# WHAT IS BEING ASKED
Copy out all lines of the records in which the word "interno" appears.

--- start STORED RECORDS ---

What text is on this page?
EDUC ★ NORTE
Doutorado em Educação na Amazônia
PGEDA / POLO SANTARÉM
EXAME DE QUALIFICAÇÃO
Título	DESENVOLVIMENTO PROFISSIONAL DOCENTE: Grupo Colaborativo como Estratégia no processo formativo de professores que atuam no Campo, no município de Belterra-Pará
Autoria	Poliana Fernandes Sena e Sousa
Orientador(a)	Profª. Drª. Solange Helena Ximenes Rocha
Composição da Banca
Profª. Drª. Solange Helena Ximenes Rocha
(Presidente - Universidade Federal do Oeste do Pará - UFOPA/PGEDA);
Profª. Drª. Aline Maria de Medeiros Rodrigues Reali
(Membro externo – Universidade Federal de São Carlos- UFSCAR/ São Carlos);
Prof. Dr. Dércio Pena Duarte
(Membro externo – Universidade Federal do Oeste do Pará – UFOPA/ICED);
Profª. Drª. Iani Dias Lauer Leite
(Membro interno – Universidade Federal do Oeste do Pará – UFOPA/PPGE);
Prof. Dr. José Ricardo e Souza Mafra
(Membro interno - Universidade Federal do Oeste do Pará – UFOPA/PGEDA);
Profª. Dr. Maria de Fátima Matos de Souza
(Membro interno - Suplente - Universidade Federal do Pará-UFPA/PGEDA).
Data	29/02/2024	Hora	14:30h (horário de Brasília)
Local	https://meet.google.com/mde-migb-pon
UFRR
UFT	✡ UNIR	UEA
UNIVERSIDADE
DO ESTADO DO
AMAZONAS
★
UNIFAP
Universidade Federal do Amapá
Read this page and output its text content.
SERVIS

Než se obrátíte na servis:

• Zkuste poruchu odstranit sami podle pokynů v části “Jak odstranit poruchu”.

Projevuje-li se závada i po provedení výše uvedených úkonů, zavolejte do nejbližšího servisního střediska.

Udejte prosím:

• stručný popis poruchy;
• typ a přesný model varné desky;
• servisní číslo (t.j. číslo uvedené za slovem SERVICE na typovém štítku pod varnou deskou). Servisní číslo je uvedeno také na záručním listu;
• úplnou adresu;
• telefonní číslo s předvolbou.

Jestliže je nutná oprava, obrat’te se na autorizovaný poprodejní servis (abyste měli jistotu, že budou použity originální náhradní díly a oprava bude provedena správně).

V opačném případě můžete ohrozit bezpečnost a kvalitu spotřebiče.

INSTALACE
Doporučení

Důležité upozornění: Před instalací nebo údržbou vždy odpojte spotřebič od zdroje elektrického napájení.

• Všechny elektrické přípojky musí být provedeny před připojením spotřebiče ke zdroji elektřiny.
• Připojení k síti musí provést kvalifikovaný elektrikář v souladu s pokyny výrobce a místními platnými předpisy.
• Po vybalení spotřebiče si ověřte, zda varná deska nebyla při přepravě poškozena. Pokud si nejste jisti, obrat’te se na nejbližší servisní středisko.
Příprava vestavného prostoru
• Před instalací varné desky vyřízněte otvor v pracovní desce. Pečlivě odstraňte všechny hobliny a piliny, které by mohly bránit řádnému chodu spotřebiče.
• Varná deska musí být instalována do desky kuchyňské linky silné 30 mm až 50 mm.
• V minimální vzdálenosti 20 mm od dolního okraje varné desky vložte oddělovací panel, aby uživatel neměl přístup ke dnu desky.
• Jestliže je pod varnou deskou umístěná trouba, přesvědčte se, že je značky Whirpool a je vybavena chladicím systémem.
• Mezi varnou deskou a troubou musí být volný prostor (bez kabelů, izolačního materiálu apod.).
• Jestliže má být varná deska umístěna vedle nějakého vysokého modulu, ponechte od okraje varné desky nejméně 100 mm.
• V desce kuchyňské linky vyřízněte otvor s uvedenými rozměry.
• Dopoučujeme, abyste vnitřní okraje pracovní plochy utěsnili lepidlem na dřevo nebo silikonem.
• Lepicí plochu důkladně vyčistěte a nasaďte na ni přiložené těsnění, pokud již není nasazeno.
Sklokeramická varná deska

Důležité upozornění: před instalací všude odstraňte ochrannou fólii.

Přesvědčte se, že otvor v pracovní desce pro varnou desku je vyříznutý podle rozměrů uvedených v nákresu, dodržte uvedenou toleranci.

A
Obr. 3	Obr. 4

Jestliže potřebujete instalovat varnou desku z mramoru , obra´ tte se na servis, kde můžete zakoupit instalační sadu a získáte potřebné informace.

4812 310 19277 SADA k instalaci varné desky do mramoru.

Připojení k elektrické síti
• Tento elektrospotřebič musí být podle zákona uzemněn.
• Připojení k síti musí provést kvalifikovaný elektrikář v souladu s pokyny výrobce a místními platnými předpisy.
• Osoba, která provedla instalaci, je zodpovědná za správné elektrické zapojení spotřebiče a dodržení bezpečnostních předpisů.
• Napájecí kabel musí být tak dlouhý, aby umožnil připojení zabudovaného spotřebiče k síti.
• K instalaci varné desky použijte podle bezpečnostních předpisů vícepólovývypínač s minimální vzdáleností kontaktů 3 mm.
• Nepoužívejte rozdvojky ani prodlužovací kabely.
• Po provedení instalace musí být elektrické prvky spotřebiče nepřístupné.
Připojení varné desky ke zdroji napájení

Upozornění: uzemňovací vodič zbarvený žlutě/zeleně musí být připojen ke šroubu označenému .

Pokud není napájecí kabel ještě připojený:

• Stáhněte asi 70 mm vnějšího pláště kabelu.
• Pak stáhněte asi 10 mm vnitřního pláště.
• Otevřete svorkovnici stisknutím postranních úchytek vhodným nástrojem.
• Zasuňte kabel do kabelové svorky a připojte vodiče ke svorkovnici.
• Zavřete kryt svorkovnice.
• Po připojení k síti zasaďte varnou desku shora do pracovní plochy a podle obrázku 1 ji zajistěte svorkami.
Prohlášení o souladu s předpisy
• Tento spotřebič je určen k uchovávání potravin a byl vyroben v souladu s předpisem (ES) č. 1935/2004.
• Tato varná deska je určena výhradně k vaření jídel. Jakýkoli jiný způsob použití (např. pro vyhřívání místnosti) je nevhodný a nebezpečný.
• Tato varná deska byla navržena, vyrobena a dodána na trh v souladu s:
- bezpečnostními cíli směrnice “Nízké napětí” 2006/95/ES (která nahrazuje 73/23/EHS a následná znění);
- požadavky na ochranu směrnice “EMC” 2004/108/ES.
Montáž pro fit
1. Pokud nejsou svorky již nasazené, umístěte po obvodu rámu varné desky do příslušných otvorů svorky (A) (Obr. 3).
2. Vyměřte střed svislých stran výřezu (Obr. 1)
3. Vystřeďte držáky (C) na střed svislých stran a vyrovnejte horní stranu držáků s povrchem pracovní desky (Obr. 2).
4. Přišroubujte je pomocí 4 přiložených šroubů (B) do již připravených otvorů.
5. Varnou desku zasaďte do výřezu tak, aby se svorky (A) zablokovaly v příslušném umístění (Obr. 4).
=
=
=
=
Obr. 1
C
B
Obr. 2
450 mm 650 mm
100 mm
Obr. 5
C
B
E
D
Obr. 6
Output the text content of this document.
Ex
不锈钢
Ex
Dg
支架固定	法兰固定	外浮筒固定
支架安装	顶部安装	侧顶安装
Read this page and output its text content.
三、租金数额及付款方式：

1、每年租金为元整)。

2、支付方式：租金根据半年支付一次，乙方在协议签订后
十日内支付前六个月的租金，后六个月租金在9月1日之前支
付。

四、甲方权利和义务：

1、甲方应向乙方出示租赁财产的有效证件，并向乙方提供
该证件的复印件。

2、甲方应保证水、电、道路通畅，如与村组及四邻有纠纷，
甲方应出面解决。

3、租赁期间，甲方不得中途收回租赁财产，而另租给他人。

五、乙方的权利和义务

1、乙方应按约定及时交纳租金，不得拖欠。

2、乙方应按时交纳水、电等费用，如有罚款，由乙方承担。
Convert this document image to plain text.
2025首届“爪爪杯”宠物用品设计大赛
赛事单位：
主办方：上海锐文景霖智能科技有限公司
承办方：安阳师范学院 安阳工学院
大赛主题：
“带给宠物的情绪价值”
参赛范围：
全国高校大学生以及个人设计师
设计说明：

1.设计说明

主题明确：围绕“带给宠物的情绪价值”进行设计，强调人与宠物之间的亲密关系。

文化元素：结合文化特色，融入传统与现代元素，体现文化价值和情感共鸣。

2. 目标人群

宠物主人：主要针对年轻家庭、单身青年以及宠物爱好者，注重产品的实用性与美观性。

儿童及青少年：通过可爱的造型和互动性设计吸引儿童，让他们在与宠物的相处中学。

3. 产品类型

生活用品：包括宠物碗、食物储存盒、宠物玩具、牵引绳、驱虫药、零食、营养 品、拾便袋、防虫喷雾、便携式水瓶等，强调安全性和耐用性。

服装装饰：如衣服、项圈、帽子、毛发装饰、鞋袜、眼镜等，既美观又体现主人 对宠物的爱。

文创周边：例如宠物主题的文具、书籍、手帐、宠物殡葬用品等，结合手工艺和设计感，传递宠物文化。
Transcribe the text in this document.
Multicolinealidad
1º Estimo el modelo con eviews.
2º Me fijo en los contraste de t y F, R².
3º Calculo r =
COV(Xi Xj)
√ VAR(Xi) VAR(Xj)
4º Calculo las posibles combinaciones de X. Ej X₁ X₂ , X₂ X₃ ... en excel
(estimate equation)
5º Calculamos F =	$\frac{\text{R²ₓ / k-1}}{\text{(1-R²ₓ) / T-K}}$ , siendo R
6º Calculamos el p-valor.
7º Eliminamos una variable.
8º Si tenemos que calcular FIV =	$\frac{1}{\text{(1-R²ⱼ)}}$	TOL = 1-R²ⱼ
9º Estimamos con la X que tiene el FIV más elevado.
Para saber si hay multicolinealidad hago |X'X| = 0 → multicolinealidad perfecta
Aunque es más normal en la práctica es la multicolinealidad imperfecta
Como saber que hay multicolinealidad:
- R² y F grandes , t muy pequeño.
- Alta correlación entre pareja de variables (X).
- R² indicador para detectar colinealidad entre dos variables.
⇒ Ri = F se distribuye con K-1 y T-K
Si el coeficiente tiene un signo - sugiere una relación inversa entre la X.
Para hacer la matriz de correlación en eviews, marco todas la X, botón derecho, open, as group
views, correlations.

--- end STORED RECORDS ---

# RESPONSE TO THE EXERCISE
(Membro interno – Universidade Federal do Oeste do Pará – UFOPA/PPGE);
(Membro interno - Universidade Federal do Oeste do Pará – UFOPA/PGEDA);
(Membro interno - Suplente - Universidade Federal do Pará-UFPA/PGEDA).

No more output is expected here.